Text excerpt -
>>>>

This is a project from Data Science Engineering team at [24]7.ai for creating a service for deploying a combination of Spark models using Mleap technology and generic rules (in Javascript or Python) in production. The library is built on top of akka-HTTP. Currently the server supports two operations: returning the predicted class with maximum probability and top N classes and their probabilities

Dependencies

  1. JDK 8. OpenJDK 8 can be used without any issues.
  2. Scala: Version 2.11.12
    • The binaries should be in the path
  3. Maven: Version 3.3.9 or above
    • The binaries should be in the path
  4. [Optional, for development] IntelliJ IDEA Community Edition

Running with docker

Installing docker

Following are the links for docker installation.

<<<<

Questions -
a - In the text excerpt about deploying Spark models with Mleap, what is the library built on top of?
b - Pick up the write-up on the Spark model deployment service right after its last sentence and continue it.

Entries shown -
>>>>

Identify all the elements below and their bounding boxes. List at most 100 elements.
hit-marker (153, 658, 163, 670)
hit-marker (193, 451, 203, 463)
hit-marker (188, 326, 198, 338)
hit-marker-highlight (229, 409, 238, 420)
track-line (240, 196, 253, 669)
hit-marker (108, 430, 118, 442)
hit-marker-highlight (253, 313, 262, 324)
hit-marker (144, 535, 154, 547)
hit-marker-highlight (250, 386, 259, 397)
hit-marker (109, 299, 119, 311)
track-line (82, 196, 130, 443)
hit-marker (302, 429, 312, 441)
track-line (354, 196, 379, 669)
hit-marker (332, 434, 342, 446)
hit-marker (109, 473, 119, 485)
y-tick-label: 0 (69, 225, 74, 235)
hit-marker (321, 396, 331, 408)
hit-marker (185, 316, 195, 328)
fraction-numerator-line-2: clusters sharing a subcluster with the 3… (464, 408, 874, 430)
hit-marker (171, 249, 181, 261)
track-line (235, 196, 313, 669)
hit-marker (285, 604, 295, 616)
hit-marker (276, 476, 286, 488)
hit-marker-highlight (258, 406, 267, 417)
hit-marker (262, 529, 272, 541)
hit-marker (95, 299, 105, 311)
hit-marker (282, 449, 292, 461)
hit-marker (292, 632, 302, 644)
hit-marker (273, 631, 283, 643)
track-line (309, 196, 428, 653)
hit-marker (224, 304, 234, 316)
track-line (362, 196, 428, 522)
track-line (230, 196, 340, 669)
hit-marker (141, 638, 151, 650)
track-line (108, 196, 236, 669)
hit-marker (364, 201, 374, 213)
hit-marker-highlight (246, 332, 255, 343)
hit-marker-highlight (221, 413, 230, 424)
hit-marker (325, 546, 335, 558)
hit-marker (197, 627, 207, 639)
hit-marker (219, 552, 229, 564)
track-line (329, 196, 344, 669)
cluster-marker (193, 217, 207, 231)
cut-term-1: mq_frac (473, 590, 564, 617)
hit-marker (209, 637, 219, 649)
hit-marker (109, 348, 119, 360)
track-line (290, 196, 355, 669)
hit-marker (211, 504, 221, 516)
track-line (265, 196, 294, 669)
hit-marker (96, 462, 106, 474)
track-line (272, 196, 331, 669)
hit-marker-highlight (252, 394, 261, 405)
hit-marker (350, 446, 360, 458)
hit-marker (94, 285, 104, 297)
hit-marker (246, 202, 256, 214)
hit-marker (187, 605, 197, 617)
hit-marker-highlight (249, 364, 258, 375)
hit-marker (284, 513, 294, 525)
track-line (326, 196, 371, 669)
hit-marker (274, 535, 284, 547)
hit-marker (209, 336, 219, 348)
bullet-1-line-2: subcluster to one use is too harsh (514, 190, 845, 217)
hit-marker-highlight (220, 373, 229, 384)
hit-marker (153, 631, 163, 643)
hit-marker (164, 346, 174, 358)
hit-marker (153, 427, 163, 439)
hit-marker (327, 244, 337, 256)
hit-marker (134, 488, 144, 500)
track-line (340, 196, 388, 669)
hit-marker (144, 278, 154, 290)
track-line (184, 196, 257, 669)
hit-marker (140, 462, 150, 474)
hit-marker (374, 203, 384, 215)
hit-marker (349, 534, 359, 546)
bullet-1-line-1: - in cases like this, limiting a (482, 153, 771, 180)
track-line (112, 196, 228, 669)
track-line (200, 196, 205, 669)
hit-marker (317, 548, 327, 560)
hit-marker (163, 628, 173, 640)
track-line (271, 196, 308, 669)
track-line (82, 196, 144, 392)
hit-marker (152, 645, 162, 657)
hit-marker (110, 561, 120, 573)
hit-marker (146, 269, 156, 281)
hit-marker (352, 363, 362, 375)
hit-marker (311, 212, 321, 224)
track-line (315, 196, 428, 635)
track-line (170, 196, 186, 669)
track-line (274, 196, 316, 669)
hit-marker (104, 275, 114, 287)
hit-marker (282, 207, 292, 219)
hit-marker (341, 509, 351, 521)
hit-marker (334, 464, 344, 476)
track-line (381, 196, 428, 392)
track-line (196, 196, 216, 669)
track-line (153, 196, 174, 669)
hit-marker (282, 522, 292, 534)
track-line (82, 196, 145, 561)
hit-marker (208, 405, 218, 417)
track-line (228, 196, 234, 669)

<<<<

Activity answers -
a - akka-HTTP

b -
  1. Ubuntu/Debian
  2. CentOS
  3. Windows

Building and packaging

  1. cd Tucana
  2. mvn clean package -DskipTests

Running Tucana tests

  1. cd ../Docker

  2. To run the complete test suite:

    ./run-docker.sh "test"

Using docker shell with Tucana

The following commands would drop you into a docker bash shell with all ModelServer dependencies ready. There you can run other usual commands.

  1. cd ../docker
  2. ./run-docker.sh

It is also possible to mount a host folder with your data into the docker container, and use those files and folders. For example, to load /home/abc from host to docker, use the following command:

 ./run-docker.sh -m /home/abc

Once you are inside the container, this folder will be available at /tucana/project inside the container.